# The request:
Scan the material that follows. Copy every line containing the word "daily".

# Data to process:
▼▼▼

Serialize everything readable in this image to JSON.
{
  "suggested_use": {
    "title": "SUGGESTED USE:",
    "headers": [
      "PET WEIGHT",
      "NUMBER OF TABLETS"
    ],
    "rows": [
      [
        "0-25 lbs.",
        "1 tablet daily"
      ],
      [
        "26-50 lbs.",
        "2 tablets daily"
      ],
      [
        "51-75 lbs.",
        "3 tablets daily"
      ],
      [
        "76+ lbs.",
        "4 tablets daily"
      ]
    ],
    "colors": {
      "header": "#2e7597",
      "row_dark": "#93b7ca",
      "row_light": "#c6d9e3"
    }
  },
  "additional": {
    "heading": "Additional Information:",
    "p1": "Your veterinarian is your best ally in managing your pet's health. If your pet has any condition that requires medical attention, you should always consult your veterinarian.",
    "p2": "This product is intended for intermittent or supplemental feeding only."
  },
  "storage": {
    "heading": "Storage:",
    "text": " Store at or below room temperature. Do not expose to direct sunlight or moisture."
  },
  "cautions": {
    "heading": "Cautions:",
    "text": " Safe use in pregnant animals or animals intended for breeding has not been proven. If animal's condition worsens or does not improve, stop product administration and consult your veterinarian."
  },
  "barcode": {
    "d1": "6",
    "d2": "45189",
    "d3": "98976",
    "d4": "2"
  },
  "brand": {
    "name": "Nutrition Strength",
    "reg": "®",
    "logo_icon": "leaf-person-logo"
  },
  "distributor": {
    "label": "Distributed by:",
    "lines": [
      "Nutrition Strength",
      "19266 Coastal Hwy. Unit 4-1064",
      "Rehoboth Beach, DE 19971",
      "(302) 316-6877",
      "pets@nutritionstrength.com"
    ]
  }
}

▲▲▲

# Output for this exercise:
        "1 tablet daily"
        "2 tablets daily"
        "3 tablets daily"
        "4 tablets daily"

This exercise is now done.